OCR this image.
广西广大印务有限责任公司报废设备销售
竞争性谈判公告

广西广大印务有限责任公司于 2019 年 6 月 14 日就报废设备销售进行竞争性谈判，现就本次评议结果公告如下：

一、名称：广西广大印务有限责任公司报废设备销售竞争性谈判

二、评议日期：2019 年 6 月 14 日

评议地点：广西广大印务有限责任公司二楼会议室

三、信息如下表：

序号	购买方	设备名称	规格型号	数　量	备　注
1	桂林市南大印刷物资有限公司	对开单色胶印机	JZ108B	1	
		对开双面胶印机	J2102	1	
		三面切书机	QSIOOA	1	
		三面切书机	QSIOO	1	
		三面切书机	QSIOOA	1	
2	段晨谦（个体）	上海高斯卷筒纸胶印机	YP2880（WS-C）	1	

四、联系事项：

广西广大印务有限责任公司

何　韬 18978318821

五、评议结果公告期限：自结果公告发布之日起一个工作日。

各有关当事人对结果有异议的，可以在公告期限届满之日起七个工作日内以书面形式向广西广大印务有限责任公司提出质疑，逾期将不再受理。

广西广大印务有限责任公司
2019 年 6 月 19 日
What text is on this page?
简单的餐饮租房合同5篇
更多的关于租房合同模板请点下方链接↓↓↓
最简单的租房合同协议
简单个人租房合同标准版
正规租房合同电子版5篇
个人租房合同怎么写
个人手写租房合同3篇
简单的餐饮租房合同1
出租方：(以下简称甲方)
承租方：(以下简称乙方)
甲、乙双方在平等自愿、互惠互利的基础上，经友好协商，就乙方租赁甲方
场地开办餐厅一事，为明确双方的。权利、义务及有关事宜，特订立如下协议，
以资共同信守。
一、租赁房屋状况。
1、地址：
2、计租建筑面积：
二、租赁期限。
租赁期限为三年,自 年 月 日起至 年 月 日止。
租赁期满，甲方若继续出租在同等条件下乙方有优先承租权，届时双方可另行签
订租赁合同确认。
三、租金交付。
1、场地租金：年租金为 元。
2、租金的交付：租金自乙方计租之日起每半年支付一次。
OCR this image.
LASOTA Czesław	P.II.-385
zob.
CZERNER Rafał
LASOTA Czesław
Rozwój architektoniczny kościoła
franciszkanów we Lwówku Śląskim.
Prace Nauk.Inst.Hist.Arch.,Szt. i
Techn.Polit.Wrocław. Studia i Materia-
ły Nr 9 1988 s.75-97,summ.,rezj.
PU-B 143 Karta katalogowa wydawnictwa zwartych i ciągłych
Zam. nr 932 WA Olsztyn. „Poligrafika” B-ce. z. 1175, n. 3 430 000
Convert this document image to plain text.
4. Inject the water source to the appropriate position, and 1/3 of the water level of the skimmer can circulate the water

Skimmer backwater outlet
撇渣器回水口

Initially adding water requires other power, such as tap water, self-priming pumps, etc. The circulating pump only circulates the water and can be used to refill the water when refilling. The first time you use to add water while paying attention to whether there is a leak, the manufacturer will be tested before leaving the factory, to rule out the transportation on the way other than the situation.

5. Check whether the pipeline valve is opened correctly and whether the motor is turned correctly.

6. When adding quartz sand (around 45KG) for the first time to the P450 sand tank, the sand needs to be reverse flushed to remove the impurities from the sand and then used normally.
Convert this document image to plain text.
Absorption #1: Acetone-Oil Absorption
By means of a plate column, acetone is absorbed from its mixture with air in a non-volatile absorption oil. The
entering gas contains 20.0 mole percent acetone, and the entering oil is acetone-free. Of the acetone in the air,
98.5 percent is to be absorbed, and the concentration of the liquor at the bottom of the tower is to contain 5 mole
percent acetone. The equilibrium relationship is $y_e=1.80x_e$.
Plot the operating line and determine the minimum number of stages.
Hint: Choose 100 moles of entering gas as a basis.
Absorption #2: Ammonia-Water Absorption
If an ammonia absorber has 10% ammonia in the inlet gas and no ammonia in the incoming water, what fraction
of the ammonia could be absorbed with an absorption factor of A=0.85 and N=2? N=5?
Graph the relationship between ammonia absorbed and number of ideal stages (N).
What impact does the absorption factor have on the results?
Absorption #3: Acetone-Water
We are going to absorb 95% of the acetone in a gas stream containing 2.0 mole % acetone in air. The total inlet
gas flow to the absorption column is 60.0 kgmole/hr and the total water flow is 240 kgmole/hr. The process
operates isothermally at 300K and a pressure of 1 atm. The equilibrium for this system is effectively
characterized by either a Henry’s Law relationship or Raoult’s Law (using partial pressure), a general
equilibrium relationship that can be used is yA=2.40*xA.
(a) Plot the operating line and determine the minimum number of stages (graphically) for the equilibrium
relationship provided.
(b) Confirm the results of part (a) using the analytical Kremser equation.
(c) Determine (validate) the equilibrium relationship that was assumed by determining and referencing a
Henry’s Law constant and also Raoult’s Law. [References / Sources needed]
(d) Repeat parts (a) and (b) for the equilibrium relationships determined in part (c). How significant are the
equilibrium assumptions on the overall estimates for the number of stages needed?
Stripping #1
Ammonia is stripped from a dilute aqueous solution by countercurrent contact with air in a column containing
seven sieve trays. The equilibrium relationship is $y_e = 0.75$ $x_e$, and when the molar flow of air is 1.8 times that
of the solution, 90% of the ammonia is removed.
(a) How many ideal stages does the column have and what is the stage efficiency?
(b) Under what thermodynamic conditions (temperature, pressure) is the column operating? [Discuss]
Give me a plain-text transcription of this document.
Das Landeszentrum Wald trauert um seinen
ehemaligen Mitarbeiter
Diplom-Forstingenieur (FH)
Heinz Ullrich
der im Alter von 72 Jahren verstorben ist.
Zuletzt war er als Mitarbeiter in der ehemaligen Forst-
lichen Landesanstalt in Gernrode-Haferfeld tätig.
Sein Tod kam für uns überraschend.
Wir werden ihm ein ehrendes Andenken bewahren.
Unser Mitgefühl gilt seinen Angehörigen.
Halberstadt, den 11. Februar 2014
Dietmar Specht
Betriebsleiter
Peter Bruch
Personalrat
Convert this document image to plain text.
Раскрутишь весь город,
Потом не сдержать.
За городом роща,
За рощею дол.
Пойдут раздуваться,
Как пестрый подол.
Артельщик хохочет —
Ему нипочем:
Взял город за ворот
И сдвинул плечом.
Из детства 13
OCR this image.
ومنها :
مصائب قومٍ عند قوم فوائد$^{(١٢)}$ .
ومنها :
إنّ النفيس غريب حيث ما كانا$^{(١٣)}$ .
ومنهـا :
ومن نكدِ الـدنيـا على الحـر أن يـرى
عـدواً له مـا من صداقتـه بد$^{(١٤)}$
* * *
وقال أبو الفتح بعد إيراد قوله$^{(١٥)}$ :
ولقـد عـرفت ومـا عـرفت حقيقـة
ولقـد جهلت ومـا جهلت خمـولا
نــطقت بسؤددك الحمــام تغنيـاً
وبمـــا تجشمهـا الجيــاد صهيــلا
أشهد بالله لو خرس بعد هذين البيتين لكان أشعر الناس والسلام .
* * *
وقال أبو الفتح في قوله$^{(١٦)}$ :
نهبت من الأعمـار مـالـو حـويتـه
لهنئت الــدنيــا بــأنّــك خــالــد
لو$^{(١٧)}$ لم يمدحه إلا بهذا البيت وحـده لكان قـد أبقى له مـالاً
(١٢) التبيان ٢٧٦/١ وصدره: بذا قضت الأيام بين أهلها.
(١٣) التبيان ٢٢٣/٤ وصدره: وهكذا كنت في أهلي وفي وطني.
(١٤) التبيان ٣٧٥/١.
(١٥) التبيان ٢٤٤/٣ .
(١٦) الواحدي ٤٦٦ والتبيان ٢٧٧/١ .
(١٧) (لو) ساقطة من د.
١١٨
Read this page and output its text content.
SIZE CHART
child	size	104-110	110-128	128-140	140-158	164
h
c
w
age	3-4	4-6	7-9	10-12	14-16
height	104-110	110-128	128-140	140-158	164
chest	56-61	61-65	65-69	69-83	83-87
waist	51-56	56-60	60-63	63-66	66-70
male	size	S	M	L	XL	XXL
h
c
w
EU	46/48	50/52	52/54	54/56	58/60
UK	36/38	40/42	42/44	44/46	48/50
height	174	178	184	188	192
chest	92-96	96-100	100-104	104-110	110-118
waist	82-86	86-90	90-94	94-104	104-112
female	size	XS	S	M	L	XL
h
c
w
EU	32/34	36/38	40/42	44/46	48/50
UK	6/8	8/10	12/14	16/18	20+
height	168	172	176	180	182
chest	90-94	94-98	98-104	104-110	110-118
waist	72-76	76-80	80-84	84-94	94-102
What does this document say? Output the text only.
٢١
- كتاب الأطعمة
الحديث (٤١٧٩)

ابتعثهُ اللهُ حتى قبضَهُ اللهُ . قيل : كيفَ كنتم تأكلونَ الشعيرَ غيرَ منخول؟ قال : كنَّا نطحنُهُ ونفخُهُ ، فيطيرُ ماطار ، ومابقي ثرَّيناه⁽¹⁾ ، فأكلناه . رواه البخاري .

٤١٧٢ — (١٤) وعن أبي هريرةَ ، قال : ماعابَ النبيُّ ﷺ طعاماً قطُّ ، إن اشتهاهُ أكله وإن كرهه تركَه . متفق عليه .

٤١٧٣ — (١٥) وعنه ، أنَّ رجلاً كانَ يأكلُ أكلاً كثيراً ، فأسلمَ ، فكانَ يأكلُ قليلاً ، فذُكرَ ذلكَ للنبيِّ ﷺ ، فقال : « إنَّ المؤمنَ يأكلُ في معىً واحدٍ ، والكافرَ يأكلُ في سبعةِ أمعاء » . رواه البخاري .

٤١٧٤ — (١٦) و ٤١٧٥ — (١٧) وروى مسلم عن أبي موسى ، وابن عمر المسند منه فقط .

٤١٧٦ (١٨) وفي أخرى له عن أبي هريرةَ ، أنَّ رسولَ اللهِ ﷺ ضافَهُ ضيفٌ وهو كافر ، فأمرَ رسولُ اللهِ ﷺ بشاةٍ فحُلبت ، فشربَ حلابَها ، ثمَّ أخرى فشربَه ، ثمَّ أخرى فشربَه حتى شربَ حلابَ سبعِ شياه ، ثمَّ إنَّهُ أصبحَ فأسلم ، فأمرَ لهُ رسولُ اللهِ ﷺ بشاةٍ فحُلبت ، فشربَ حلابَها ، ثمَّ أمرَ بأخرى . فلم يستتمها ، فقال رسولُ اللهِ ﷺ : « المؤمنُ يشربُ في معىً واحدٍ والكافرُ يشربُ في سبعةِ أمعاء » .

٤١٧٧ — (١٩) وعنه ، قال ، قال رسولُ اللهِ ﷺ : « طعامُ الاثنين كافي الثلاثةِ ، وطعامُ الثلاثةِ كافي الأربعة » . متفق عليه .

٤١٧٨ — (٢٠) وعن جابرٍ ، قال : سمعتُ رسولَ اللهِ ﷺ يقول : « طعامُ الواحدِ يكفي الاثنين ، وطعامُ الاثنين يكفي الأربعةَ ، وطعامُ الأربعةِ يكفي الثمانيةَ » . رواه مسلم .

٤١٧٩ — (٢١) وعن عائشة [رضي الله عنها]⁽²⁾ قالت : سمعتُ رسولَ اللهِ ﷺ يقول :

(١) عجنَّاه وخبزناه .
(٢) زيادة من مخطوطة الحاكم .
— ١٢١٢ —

---------------

In the records above, how many lines contain the string "containing"? State that number only.

◆ **Task response**
2